Work required
Each record is to be transcribed exactly.

=====

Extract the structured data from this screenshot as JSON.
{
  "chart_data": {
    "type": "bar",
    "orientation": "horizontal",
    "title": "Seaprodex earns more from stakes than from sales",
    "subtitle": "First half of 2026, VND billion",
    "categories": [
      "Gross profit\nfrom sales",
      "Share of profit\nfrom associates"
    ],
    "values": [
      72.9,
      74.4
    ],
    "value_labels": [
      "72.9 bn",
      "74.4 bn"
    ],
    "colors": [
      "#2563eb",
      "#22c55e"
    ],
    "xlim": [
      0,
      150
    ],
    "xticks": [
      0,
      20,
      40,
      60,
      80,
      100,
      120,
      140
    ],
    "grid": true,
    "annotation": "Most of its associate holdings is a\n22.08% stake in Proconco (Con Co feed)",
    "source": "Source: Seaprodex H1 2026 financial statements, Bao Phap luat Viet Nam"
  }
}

=====

Task solution
Extract the structured data from this screenshot as JSON.
{
  "chart_data": {
    "type": "bar",
    "orientation": "horizontal",
    "title": "Seaprodex earns more from stakes than from sales",
    "subtitle": "First half of 2026, VND billion",
    "categories": [
      "Gross profit\nfrom sales",
      "Share of profit\nfrom associates"
    ],
    "values": [
      72.9,
      74.4
    ],
    "value_labels": [
      "72.9 bn",
      "74.4 bn"
    ],
    "colors": [
      "#2563eb",
      "#22c55e"
    ],
    "xlim": [
      0,
      150
    ],
    "xticks": [
      0,
      20,
      40,
      60,
      80,
      100,
      120,
      140
    ],
    "grid": true,
    "annotation": "Most of its associate holdings is a\n22.08% stake in Proconco (Con Co feed)",
    "source": "Source: Seaprodex H1 2026 financial statements, Bao Phap luat Viet Nam"
  }
}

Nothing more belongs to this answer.